__Task statement__:
Track down every line below that holds "icon" and copy it.
** start of Entries **
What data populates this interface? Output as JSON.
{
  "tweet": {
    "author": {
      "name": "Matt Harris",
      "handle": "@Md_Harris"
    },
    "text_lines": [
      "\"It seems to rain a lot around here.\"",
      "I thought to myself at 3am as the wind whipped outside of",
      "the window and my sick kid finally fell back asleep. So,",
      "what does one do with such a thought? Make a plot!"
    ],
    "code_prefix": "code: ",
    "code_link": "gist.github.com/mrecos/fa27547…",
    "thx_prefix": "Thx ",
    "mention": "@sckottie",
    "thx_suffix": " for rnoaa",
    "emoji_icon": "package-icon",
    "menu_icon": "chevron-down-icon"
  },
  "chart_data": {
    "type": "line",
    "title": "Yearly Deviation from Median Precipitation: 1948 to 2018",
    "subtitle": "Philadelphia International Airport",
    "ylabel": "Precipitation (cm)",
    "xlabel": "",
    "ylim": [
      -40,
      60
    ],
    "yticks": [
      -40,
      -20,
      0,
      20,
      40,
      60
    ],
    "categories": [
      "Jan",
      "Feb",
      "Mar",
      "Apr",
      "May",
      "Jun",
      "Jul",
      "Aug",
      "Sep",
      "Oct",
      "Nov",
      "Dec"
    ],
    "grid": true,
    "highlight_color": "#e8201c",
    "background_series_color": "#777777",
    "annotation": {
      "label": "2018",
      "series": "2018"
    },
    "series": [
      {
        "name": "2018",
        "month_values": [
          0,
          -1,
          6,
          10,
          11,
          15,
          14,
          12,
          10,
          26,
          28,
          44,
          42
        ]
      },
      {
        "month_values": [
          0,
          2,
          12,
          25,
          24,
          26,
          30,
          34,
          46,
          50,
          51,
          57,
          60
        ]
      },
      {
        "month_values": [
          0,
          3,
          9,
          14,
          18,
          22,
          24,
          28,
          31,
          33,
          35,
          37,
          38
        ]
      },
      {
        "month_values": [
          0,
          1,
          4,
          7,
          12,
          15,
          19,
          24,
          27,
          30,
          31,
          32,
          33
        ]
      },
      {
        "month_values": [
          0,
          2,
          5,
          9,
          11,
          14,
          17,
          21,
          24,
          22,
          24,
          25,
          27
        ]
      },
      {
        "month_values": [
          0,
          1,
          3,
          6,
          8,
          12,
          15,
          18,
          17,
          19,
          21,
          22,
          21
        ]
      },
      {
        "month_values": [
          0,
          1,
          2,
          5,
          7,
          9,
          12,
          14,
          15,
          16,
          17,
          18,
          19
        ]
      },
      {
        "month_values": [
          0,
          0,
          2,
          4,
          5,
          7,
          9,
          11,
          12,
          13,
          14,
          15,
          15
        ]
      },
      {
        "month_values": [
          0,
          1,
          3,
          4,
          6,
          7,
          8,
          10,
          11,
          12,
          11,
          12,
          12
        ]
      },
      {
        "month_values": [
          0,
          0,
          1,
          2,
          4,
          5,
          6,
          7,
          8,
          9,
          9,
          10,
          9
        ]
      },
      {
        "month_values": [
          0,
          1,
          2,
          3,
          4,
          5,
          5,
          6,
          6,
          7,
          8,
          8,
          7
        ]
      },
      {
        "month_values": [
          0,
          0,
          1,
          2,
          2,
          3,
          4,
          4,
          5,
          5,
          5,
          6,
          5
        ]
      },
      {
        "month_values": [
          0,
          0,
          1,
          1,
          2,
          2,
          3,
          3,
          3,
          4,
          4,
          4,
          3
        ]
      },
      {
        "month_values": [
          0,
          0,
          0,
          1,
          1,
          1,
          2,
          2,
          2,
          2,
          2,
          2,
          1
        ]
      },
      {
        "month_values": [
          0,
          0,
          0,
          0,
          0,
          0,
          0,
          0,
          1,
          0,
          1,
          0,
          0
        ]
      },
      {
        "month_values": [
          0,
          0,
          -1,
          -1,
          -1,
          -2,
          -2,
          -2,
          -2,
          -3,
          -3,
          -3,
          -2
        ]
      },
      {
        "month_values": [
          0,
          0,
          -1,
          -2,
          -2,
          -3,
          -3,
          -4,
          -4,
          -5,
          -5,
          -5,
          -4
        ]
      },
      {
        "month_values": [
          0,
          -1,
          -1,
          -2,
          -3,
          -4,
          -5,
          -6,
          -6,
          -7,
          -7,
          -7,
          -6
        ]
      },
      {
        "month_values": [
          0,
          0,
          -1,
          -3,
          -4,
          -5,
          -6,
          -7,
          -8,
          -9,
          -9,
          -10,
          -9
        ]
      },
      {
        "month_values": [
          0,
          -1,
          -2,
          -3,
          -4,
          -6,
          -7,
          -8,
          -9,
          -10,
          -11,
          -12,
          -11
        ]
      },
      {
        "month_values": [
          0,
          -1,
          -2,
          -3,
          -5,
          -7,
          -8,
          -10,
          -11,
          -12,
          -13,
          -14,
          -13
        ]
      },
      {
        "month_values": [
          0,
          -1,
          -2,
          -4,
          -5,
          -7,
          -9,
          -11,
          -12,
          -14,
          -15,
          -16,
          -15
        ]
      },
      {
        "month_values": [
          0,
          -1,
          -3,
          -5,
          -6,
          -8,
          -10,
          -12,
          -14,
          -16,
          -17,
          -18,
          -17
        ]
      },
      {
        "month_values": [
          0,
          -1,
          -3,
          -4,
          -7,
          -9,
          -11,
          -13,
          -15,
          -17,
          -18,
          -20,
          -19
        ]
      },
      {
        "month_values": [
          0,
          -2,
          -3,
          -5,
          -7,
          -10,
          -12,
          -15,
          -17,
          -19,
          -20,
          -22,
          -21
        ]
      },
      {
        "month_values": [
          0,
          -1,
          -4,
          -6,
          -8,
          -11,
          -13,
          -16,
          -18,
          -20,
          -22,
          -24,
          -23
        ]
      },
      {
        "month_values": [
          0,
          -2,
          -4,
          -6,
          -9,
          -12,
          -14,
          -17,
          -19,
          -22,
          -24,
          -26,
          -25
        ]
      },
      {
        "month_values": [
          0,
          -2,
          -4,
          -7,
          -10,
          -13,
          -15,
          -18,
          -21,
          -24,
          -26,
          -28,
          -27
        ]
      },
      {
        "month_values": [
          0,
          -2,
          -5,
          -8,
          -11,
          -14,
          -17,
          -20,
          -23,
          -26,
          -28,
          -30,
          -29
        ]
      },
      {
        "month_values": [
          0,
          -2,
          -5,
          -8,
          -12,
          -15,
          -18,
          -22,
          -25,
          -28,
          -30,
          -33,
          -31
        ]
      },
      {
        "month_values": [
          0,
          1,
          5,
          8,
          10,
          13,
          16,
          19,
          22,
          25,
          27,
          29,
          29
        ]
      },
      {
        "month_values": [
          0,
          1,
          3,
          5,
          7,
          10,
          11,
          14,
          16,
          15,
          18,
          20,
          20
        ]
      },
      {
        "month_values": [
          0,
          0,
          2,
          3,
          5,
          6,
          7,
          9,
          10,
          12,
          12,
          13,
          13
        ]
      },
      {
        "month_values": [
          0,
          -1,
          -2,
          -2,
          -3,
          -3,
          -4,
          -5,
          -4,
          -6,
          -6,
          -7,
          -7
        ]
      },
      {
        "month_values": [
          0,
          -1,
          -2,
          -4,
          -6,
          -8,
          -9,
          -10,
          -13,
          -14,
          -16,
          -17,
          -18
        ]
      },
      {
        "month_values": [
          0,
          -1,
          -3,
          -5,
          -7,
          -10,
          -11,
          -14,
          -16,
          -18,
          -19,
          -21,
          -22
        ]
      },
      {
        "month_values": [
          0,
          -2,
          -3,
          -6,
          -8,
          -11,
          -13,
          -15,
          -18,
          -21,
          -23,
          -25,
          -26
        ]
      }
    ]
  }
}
** end of Entries **
__Final result__:
    "emoji_icon": "package-icon",
    "menu_icon": "chevron-down-icon"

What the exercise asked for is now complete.